____ EXTRACTED ENTRIES
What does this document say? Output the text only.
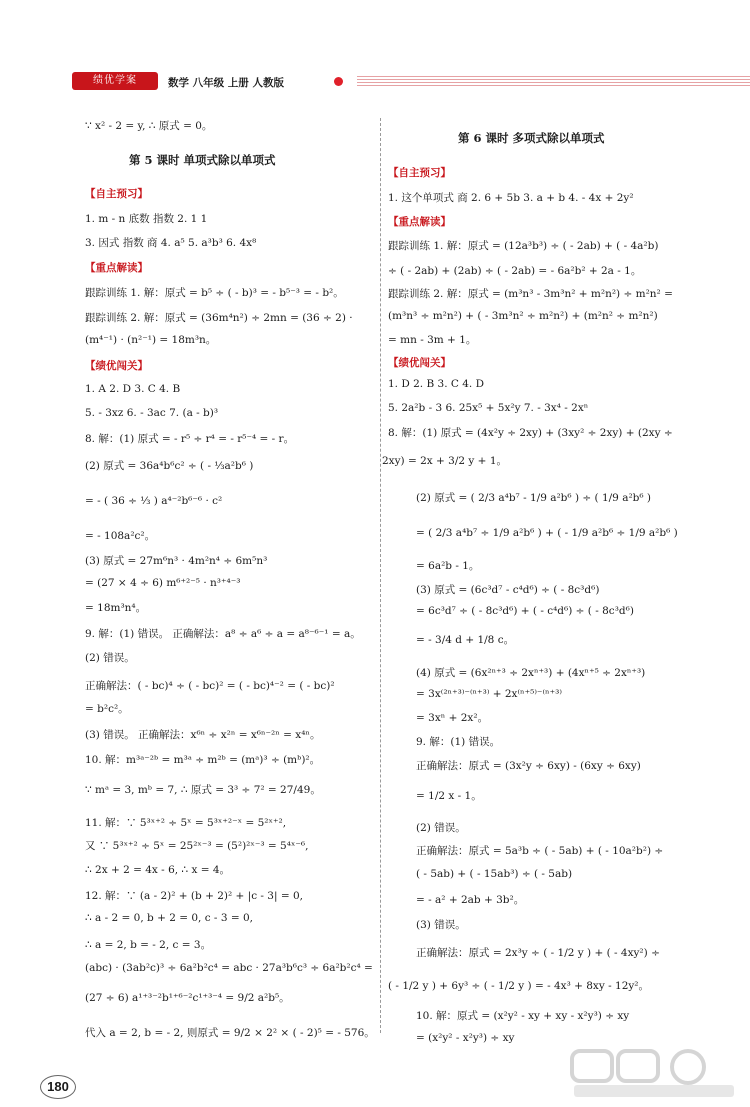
绩优学案	数学 八年级 上册 人教版
∵ x² - 2 = y, ∴ 原式 = 0。
第 5 课时 单项式除以单项式
【自主预习】
1. m - n 底数 指数 2. 1 1
3. 因式 指数 商 4. a⁵ 5. a³b³ 6. 4x⁸
【重点解读】
跟踪训练 1. 解：原式 = b⁵ ÷ ( - b)³ = - b⁵⁻³ = - b²。
跟踪训练 2. 解：原式 = (36m⁴n²) ÷ 2mn = (36 ÷ 2) ·
(m⁴⁻¹) · (n²⁻¹) = 18m³n。
【绩优闯关】
1. A 2. D 3. C 4. B
5. - 3xz 6. - 3ac 7. (a - b)³
8. 解：(1) 原式 = - r⁵ ÷ r⁴ = - r⁵⁻⁴ = - r。
(2) 原式 = 36a⁴b⁶c² ÷ ( - ⅓a²b⁶ )
= - ( 36 ÷ ⅓ ) a⁴⁻²b⁶⁻⁶ · c²
= - 108a²c²。
(3) 原式 = 27m⁶n³ · 4m²n⁴ ÷ 6m⁵n³
= (27 × 4 ÷ 6) m⁶⁺²⁻⁵ · n³⁺⁴⁻³
= 18m³n⁴。
9. 解：(1) 错误。 正确解法：a⁸ ÷ a⁶ ÷ a = a⁸⁻⁶⁻¹ = a。
(2) 错误。
正确解法：( - bc)⁴ ÷ ( - bc)² = ( - bc)⁴⁻² = ( - bc)²
= b²c²。
(3) 错误。 正确解法：x⁶ⁿ ÷ x²ⁿ = x⁶ⁿ⁻²ⁿ = x⁴ⁿ。
10. 解：m³ᵃ⁻²ᵇ = m³ᵃ ÷ m²ᵇ = (mᵃ)³ ÷ (mᵇ)²。
∵ mᵃ = 3, mᵇ = 7, ∴ 原式 = 3³ ÷ 7² = 27/49。
11. 解：∵ 5³ˣ⁺² ÷ 5ˣ = 5³ˣ⁺²⁻ˣ = 5²ˣ⁺²,
又 ∵ 5³ˣ⁺² ÷ 5ˣ = 25²ˣ⁻³ = (5²)²ˣ⁻³ = 5⁴ˣ⁻⁶,
∴ 2x + 2 = 4x - 6, ∴ x = 4。
12. 解：∵ (a - 2)² + (b + 2)² + |c - 3| = 0,
∴ a - 2 = 0, b + 2 = 0, c - 3 = 0,
∴ a = 2, b = - 2, c = 3。
(abc) · (3ab²c)³ ÷ 6a²b²c⁴ = abc · 27a³b⁶c³ ÷ 6a²b²c⁴ =
(27 ÷ 6) a¹⁺³⁻²b¹⁺⁶⁻²c¹⁺³⁻⁴ = 9/2 a²b⁵。
代入 a = 2, b = - 2, 则原式 = 9/2 × 2² × ( - 2)⁵ = - 576。
第 6 课时 多项式除以单项式
【自主预习】
1. 这个单项式 商 2. 6 + 5b 3. a + b 4. - 4x + 2y²
【重点解读】
跟踪训练 1. 解：原式 = (12a³b³) ÷ ( - 2ab) + ( - 4a²b)
÷ ( - 2ab) + (2ab) ÷ ( - 2ab) = - 6a²b² + 2a - 1。
跟踪训练 2. 解：原式 = (m³n³ - 3m³n² + m²n²) ÷ m²n² =
(m³n³ ÷ m²n²) + ( - 3m³n² ÷ m²n²) + (m²n² ÷ m²n²)
= mn - 3m + 1。
【绩优闯关】
1. D 2. B 3. C 4. D
5. 2a²b - 3 6. 25x⁵ + 5x²y 7. - 3x⁴ - 2xⁿ
8. 解：(1) 原式 = (4x²y ÷ 2xy) + (3xy² ÷ 2xy) + (2xy ÷
2xy) = 2x + 3/2 y + 1。
(2) 原式 = ( 2/3 a⁴b⁷ - 1/9 a²b⁶ ) ÷ ( 1/9 a²b⁶ )
= ( 2/3 a⁴b⁷ ÷ 1/9 a²b⁶ ) + ( - 1/9 a²b⁶ ÷ 1/9 a²b⁶ )
= 6a²b - 1。
(3) 原式 = (6c³d⁷ - c⁴d⁶) ÷ ( - 8c³d⁶)
= 6c³d⁷ ÷ ( - 8c³d⁶) + ( - c⁴d⁶) ÷ ( - 8c³d⁶)
= - 3/4 d + 1/8 c。
(4) 原式 = (6x²ⁿ⁺³ ÷ 2xⁿ⁺³) + (4xⁿ⁺⁵ ÷ 2xⁿ⁺³)
= 3x⁽²ⁿ⁺³⁾⁻⁽ⁿ⁺³⁾ + 2x⁽ⁿ⁺⁵⁾⁻⁽ⁿ⁺³⁾
= 3xⁿ + 2x²。
9. 解：(1) 错误。
正确解法：原式 = (3x²y ÷ 6xy) - (6xy ÷ 6xy)
= 1/2 x - 1。
(2) 错误。
正确解法：原式 = 5a³b ÷ ( - 5ab) + ( - 10a²b²) ÷
( - 5ab) + ( - 15ab³) ÷ ( - 5ab)
= - a² + 2ab + 3b²。
(3) 错误。
正确解法：原式 = 2x³y ÷ ( - 1/2 y ) + ( - 4xy²) ÷
( - 1/2 y ) + 6y³ ÷ ( - 1/2 y ) = - 4x³ + 8xy - 12y²。
10. 解：原式 = (x²y² - xy + xy - x²y³) ÷ xy
= (x²y² - x²y³) ÷ xy
180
________
● PROBLEM REQUIREMENTS
Write out all the entries again, word for word, and print no images.

● IN RESPONSE
What does this document say? Output the text only.
绩优学案	数学 八年级 上册 人教版
∵ x² - 2 = y, ∴ 原式 = 0。
第 5 课时 单项式除以单项式
【自主预习】
1. m - n 底数 指数 2. 1 1
3. 因式 指数 商 4. a⁵ 5. a³b³ 6. 4x⁸
【重点解读】
跟踪训练 1. 解：原式 = b⁵ ÷ ( - b)³ = - b⁵⁻³ = - b²。
跟踪训练 2. 解：原式 = (36m⁴n²) ÷ 2mn = (36 ÷ 2) ·
(m⁴⁻¹) · (n²⁻¹) = 18m³n。
【绩优闯关】
1. A 2. D 3. C 4. B
5. - 3xz 6. - 3ac 7. (a - b)³
8. 解：(1) 原式 = - r⁵ ÷ r⁴ = - r⁵⁻⁴ = - r。
(2) 原式 = 36a⁴b⁶c² ÷ ( - ⅓a²b⁶ )
= - ( 36 ÷ ⅓ ) a⁴⁻²b⁶⁻⁶ · c²
= - 108a²c²。
(3) 原式 = 27m⁶n³ · 4m²n⁴ ÷ 6m⁵n³
= (27 × 4 ÷ 6) m⁶⁺²⁻⁵ · n³⁺⁴⁻³
= 18m³n⁴。
9. 解：(1) 错误。 正确解法：a⁸ ÷ a⁶ ÷ a = a⁸⁻⁶⁻¹ = a。
(2) 错误。
正确解法：( - bc)⁴ ÷ ( - bc)² = ( - bc)⁴⁻² = ( - bc)²
= b²c²。
(3) 错误。 正确解法：x⁶ⁿ ÷ x²ⁿ = x⁶ⁿ⁻²ⁿ = x⁴ⁿ。
10. 解：m³ᵃ⁻²ᵇ = m³ᵃ ÷ m²ᵇ = (mᵃ)³ ÷ (mᵇ)²。
∵ mᵃ = 3, mᵇ = 7, ∴ 原式 = 3³ ÷ 7² = 27/49。
11. 解：∵ 5³ˣ⁺² ÷ 5ˣ = 5³ˣ⁺²⁻ˣ = 5²ˣ⁺²,
又 ∵ 5³ˣ⁺² ÷ 5ˣ = 25²ˣ⁻³ = (5²)²ˣ⁻³ = 5⁴ˣ⁻⁶,
∴ 2x + 2 = 4x - 6, ∴ x = 4。
12. 解：∵ (a - 2)² + (b + 2)² + |c - 3| = 0,
∴ a - 2 = 0, b + 2 = 0, c - 3 = 0,
∴ a = 2, b = - 2, c = 3。
(abc) · (3ab²c)³ ÷ 6a²b²c⁴ = abc · 27a³b⁶c³ ÷ 6a²b²c⁴ =
(27 ÷ 6) a¹⁺³⁻²b¹⁺⁶⁻²c¹⁺³⁻⁴ = 9/2 a²b⁵。
代入 a = 2, b = - 2, 则原式 = 9/2 × 2² × ( - 2)⁵ = - 576。
第 6 课时 多项式除以单项式
【自主预习】
1. 这个单项式 商 2. 6 + 5b 3. a + b 4. - 4x + 2y²
【重点解读】
跟踪训练 1. 解：原式 = (12a³b³) ÷ ( - 2ab) + ( - 4a²b)
÷ ( - 2ab) + (2ab) ÷ ( - 2ab) = - 6a²b² + 2a - 1。
跟踪训练 2. 解：原式 = (m³n³ - 3m³n² + m²n²) ÷ m²n² =
(m³n³ ÷ m²n²) + ( - 3m³n² ÷ m²n²) + (m²n² ÷ m²n²)
= mn - 3m + 1。
【绩优闯关】
1. D 2. B 3. C 4. D
5. 2a²b - 3 6. 25x⁵ + 5x²y 7. - 3x⁴ - 2xⁿ
8. 解：(1) 原式 = (4x²y ÷ 2xy) + (3xy² ÷ 2xy) + (2xy ÷
2xy) = 2x + 3/2 y + 1。
(2) 原式 = ( 2/3 a⁴b⁷ - 1/9 a²b⁶ ) ÷ ( 1/9 a²b⁶ )
= ( 2/3 a⁴b⁷ ÷ 1/9 a²b⁶ ) + ( - 1/9 a²b⁶ ÷ 1/9 a²b⁶ )
= 6a²b - 1。
(3) 原式 = (6c³d⁷ - c⁴d⁶) ÷ ( - 8c³d⁶)
= 6c³d⁷ ÷ ( - 8c³d⁶) + ( - c⁴d⁶) ÷ ( - 8c³d⁶)
= - 3/4 d + 1/8 c。
(4) 原式 = (6x²ⁿ⁺³ ÷ 2xⁿ⁺³) + (4xⁿ⁺⁵ ÷ 2xⁿ⁺³)
= 3x⁽²ⁿ⁺³⁾⁻⁽ⁿ⁺³⁾ + 2x⁽ⁿ⁺⁵⁾⁻⁽ⁿ⁺³⁾
= 3xⁿ + 2x²。
9. 解：(1) 错误。
正确解法：原式 = (3x²y ÷ 6xy) - (6xy ÷ 6xy)
= 1/2 x - 1。
(2) 错误。
正确解法：原式 = 5a³b ÷ ( - 5ab) + ( - 10a²b²) ÷
( - 5ab) + ( - 15ab³) ÷ ( - 5ab)
= - a² + 2ab + 3b²。
(3) 错误。
正确解法：原式 = 2x³y ÷ ( - 1/2 y ) + ( - 4xy²) ÷
( - 1/2 y ) + 6y³ ÷ ( - 1/2 y ) = - 4x³ + 8xy - 12y²。
10. 解：原式 = (x²y² - xy + xy - x²y³) ÷ xy
= (x²y² - x²y³) ÷ xy
180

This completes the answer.